(Entries with figure data)
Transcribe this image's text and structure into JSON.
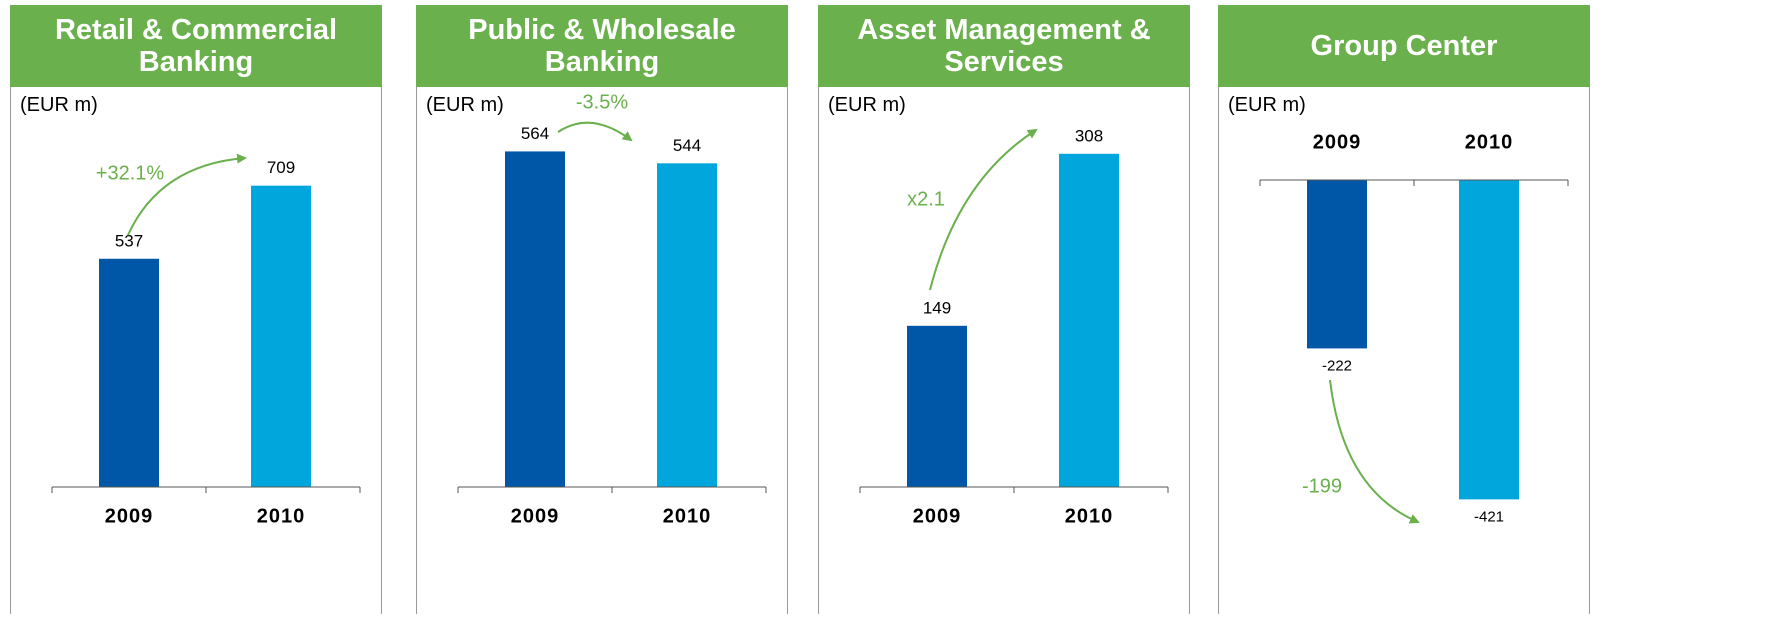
{
  "chart_data": [
    {
      "type": "bar",
      "title": "Retail & Commercial Banking",
      "unit": "(EUR m)",
      "categories": [
        "2009",
        "2010"
      ],
      "values": [
        537,
        709
      ],
      "colors": [
        "#0057a8",
        "#00a6dc"
      ],
      "ylim": [
        0,
        840
      ],
      "annotation": "+32.1%",
      "annotation_color": "#6ab04c"
    },
    {
      "type": "bar",
      "title": "Public & Wholesale Banking",
      "unit": "(EUR m)",
      "categories": [
        "2009",
        "2010"
      ],
      "values": [
        564,
        544
      ],
      "colors": [
        "#0057a8",
        "#00a6dc"
      ],
      "ylim": [
        0,
        600
      ],
      "annotation": "-3.5%",
      "annotation_color": "#6ab04c"
    },
    {
      "type": "bar",
      "title": "Asset Management & Services",
      "unit": "(EUR m)",
      "categories": [
        "2009",
        "2010"
      ],
      "values": [
        149,
        308
      ],
      "colors": [
        "#0057a8",
        "#00a6dc"
      ],
      "ylim": [
        0,
        330
      ],
      "annotation": "x2.1",
      "annotation_color": "#6ab04c"
    },
    {
      "type": "bar",
      "title": "Group Center",
      "unit": "(EUR m)",
      "categories": [
        "2009",
        "2010"
      ],
      "values": [
        -222,
        -421
      ],
      "colors": [
        "#0057a8",
        "#00a6dc"
      ],
      "ylim": [
        -435,
        0
      ],
      "annotation": "-199",
      "annotation_color": "#6ab04c"
    }
  ]
}
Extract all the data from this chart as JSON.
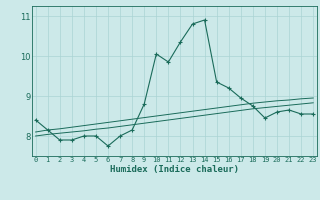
{
  "title": "",
  "xlabel": "Humidex (Indice chaleur)",
  "x_values": [
    0,
    1,
    2,
    3,
    4,
    5,
    6,
    7,
    8,
    9,
    10,
    11,
    12,
    13,
    14,
    15,
    16,
    17,
    18,
    19,
    20,
    21,
    22,
    23
  ],
  "main_line": [
    8.4,
    8.15,
    7.9,
    7.9,
    8.0,
    8.0,
    7.75,
    8.0,
    8.15,
    8.8,
    10.05,
    9.85,
    10.35,
    10.8,
    10.9,
    9.35,
    9.2,
    8.95,
    8.75,
    8.45,
    8.6,
    8.65,
    8.55,
    8.55
  ],
  "trend_line1": [
    8.1,
    8.15,
    8.18,
    8.22,
    8.26,
    8.3,
    8.34,
    8.38,
    8.42,
    8.46,
    8.5,
    8.54,
    8.58,
    8.62,
    8.66,
    8.7,
    8.74,
    8.78,
    8.82,
    8.85,
    8.88,
    8.9,
    8.93,
    8.95
  ],
  "trend_line2": [
    8.0,
    8.04,
    8.07,
    8.1,
    8.13,
    8.17,
    8.2,
    8.24,
    8.28,
    8.32,
    8.36,
    8.4,
    8.44,
    8.48,
    8.52,
    8.56,
    8.6,
    8.64,
    8.68,
    8.71,
    8.74,
    8.77,
    8.8,
    8.83
  ],
  "line_color": "#1a6b5a",
  "bg_color": "#cce9e9",
  "grid_color": "#aad4d4",
  "ylim": [
    7.5,
    11.25
  ],
  "yticks": [
    8,
    9,
    10,
    11
  ],
  "xticks": [
    0,
    1,
    2,
    3,
    4,
    5,
    6,
    7,
    8,
    9,
    10,
    11,
    12,
    13,
    14,
    15,
    16,
    17,
    18,
    19,
    20,
    21,
    22,
    23
  ],
  "xlim": [
    -0.3,
    23.3
  ]
}
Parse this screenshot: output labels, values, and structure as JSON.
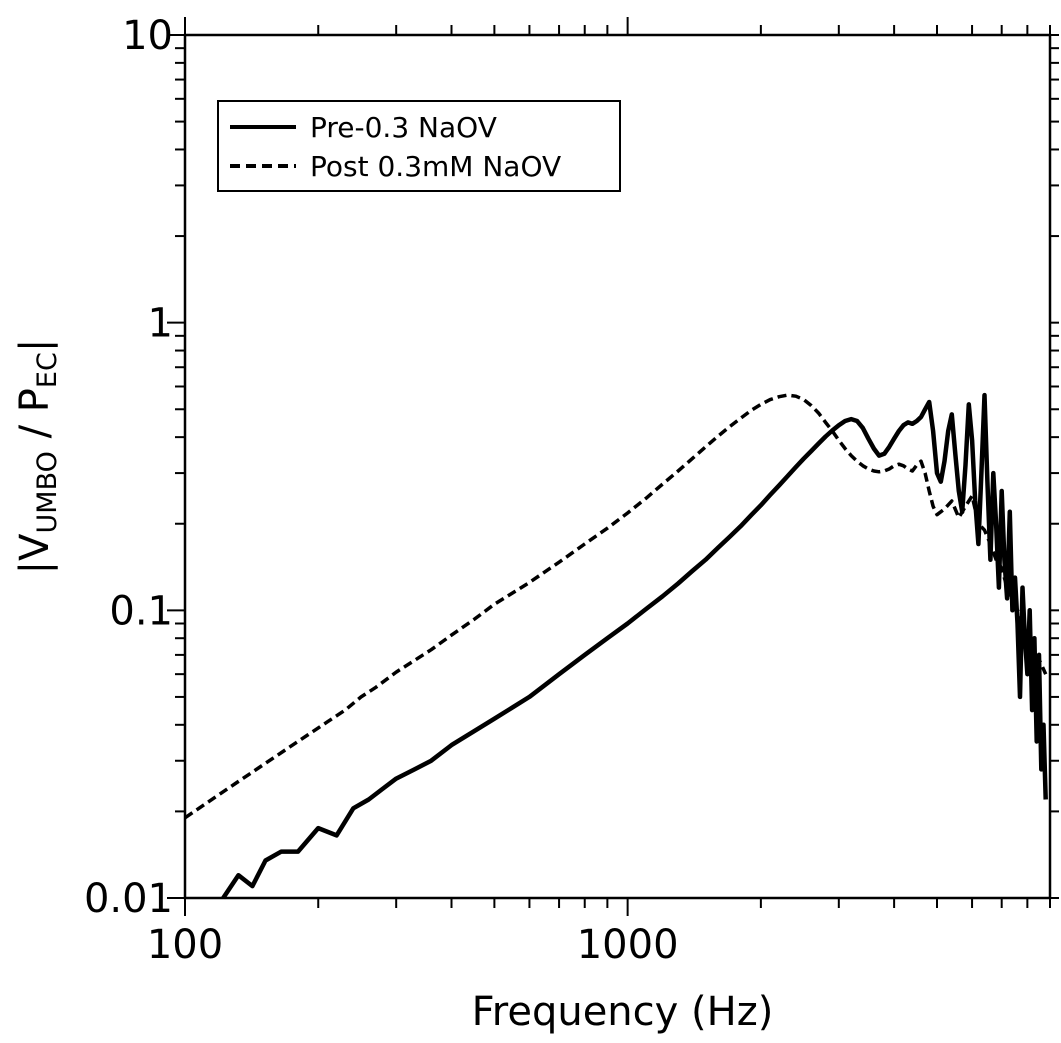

_GOAL_:
Find all lines where the word "structure" appears. Copy them.

_EXERCISE SOLUTION_:
Transcribe this image's text and structure into JSON.
Parse this screenshot: output labels, values, and structure as JSON.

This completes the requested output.